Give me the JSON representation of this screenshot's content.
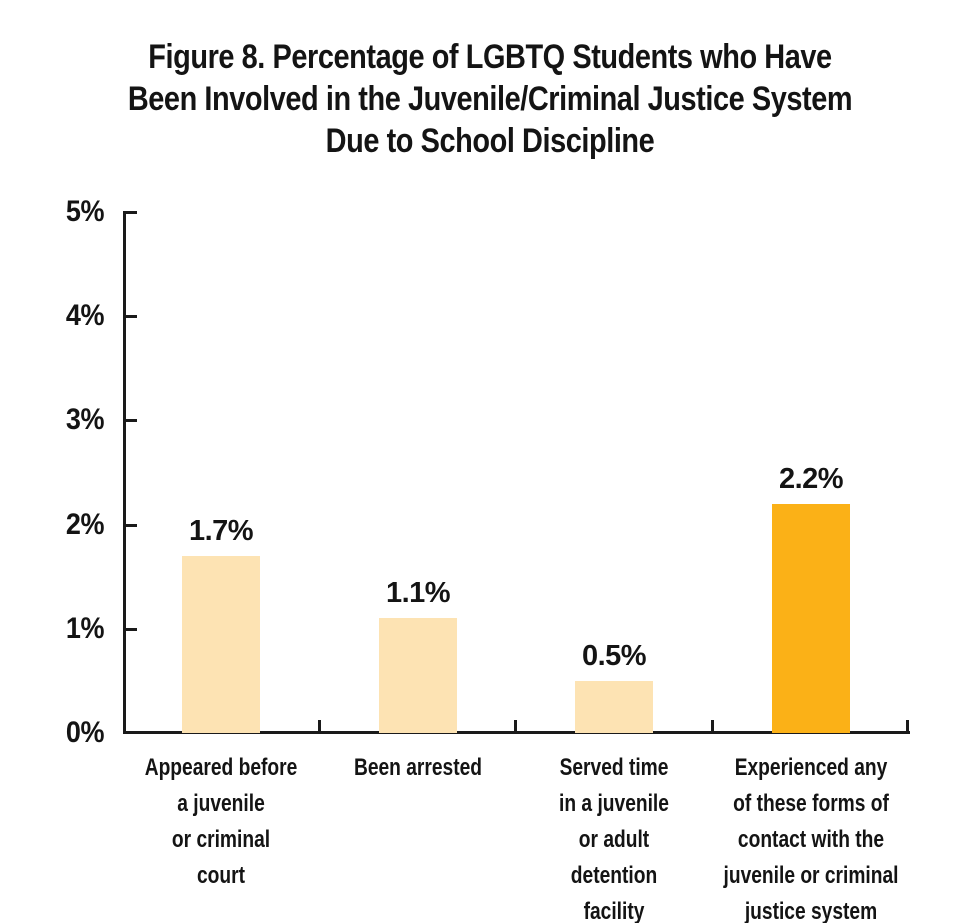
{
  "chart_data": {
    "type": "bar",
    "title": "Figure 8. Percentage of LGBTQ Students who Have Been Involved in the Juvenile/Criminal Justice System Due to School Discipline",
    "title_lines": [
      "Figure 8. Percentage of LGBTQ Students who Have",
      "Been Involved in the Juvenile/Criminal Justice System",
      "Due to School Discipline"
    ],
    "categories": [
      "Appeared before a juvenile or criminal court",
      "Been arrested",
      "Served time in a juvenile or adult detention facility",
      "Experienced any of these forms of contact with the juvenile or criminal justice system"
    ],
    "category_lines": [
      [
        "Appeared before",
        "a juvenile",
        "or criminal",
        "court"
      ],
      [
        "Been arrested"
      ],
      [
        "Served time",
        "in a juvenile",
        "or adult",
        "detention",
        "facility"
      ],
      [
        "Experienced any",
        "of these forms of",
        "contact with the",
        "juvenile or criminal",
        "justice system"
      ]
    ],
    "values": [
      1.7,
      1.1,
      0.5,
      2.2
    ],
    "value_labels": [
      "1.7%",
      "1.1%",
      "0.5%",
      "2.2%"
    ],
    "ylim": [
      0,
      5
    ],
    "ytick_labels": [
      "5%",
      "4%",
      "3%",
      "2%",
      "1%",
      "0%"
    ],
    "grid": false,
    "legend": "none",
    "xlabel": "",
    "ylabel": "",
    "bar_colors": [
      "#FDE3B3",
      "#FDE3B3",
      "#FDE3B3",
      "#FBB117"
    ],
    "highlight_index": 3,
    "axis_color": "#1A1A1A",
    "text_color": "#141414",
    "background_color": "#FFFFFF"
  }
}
******
### The task
Determine how many lines of the entries above carry the string "Served", and give that number alone.

### Exercise output
2